Saved entries
★ ★ ★ ★ ★ ★ ★
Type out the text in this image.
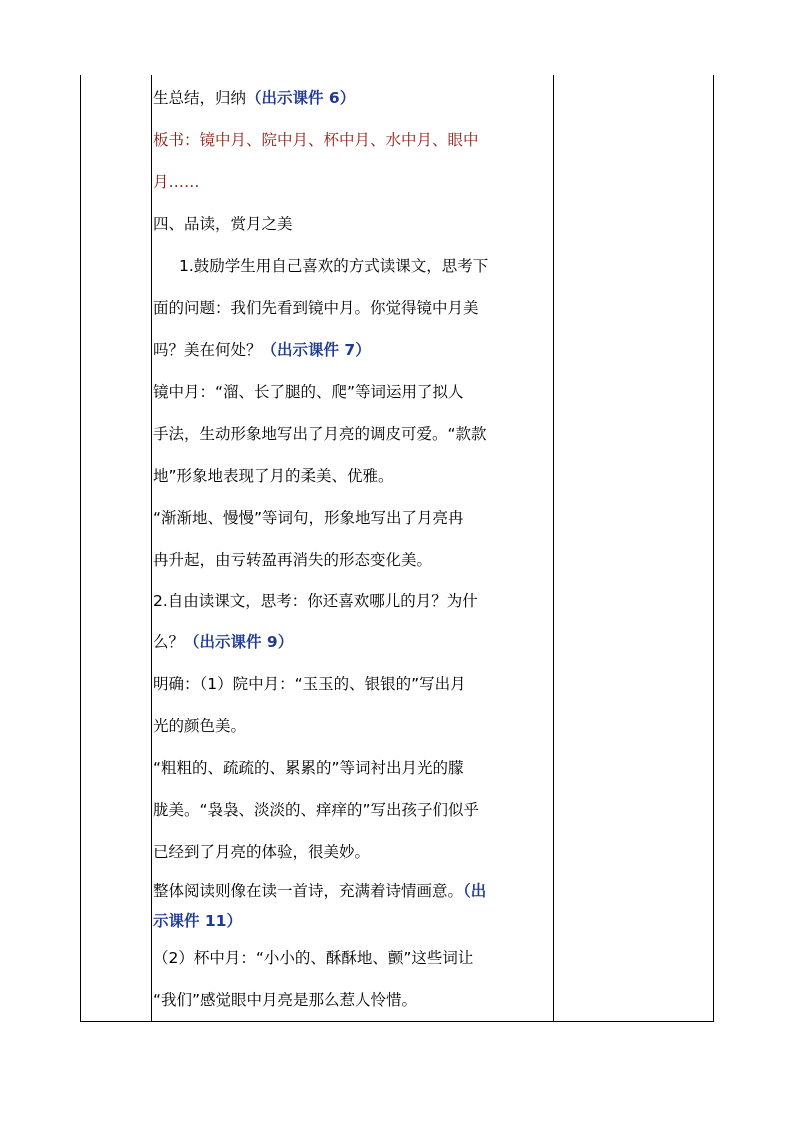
生总结，归纳（出示课件 6）
板书：镜中月、院中月、杯中月、水中月、眼中
月……
四、品读，赏月之美
1.鼓励学生用自己喜欢的方式读课文，思考下
面的问题：我们先看到镜中月。你觉得镜中月美
吗？美在何处？（出示课件 7）
镜中月：“溜、长了腿的、爬”等词运用了拟人
手法，生动形象地写出了月亮的调皮可爱。“款款
地”形象地表现了月的柔美、优雅。
“渐渐地、慢慢”等词句，形象地写出了月亮冉
冉升起，由亏转盈再消失的形态变化美。
2.自由读课文，思考：你还喜欢哪儿的月？为什
么？（出示课件 9）
明确：（1）院中月：“玉玉的、银银的”写出月
光的颜色美。
“粗粗的、疏疏的、累累的”等词衬出月光的朦
胧美。“袅袅、淡淡的、痒痒的”写出孩子们似乎
已经到了月亮的体验，很美妙。
整体阅读则像在读一首诗，充满着诗情画意。（出
示课件 11）
（2）杯中月：“小小的、酥酥地、颤”这些词让
“我们”感觉眼中月亮是那么惹人怜惜。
★ ★ ★ ★ ★ ★ ★
- **Work required**
Using the records above, retype everything exactly except the pictures.

- **Reply to the exercise**
Type out the text in this image.
生总结，归纳（出示课件 6）
板书：镜中月、院中月、杯中月、水中月、眼中
月……
四、品读，赏月之美
1.鼓励学生用自己喜欢的方式读课文，思考下
面的问题：我们先看到镜中月。你觉得镜中月美
吗？美在何处？（出示课件 7）
镜中月：“溜、长了腿的、爬”等词运用了拟人
手法，生动形象地写出了月亮的调皮可爱。“款款
地”形象地表现了月的柔美、优雅。
“渐渐地、慢慢”等词句，形象地写出了月亮冉
冉升起，由亏转盈再消失的形态变化美。
2.自由读课文，思考：你还喜欢哪儿的月？为什
么？（出示课件 9）
明确：（1）院中月：“玉玉的、银银的”写出月
光的颜色美。
“粗粗的、疏疏的、累累的”等词衬出月光的朦
胧美。“袅袅、淡淡的、痒痒的”写出孩子们似乎
已经到了月亮的体验，很美妙。
整体阅读则像在读一首诗，充满着诗情画意。（出
示课件 11）
（2）杯中月：“小小的、酥酥地、颤”这些词让
“我们”感觉眼中月亮是那么惹人怜惜。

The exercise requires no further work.